* start Information given *
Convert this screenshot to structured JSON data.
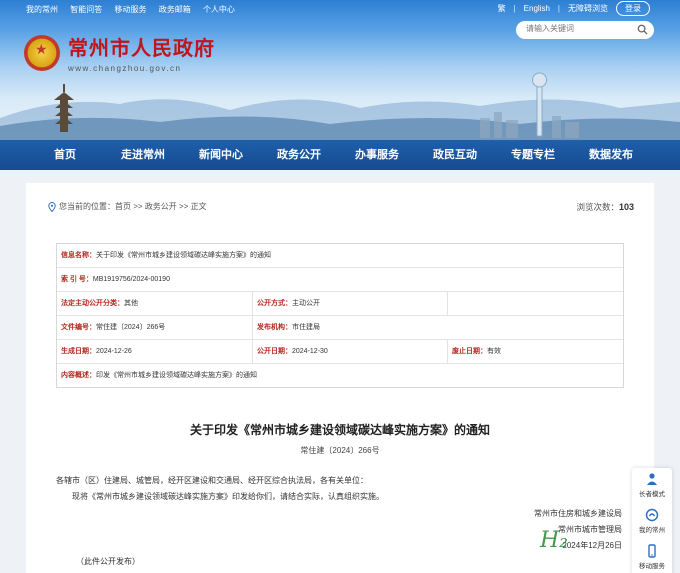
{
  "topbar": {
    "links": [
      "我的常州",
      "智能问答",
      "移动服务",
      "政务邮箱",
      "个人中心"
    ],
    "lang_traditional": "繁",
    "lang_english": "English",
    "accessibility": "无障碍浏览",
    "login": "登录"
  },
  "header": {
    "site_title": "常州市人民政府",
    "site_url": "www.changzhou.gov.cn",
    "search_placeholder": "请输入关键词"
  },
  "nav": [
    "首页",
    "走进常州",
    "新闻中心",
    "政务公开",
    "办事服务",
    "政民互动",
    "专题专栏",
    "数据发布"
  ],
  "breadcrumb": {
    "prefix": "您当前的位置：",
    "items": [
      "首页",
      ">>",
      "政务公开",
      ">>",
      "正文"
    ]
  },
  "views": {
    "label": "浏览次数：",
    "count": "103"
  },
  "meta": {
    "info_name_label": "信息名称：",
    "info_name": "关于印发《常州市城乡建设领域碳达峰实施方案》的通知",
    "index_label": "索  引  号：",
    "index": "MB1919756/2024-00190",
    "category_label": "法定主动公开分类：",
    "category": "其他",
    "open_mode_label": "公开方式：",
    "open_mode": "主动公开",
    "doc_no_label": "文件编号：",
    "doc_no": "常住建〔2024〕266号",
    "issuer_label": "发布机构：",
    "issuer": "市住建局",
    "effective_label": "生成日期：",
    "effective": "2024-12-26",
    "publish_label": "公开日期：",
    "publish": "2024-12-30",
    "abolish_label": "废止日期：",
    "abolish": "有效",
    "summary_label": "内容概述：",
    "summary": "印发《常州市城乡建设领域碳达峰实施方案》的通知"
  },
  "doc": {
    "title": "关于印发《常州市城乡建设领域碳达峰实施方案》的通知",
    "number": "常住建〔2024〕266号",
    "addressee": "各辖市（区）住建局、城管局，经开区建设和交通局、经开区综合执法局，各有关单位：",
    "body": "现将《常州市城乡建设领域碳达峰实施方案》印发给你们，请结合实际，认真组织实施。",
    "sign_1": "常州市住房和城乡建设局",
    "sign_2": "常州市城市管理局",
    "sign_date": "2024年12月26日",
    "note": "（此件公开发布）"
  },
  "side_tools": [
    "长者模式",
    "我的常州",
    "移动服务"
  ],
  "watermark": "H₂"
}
* end Information given *
#### Written instruction:
Extract lines where the string "常州市城乡建设领域碳达峰实施方案" occurs.

#### Completed exercise:
    "info_name": "关于印发《常州市城乡建设领域碳达峰实施方案》的通知",
    "summary": "印发《常州市城乡建设领域碳达峰实施方案》的通知"
    "title": "关于印发《常州市城乡建设领域碳达峰实施方案》的通知",
    "body": "现将《常州市城乡建设领域碳达峰实施方案》印发给你们，请结合实际，认真组织实施。",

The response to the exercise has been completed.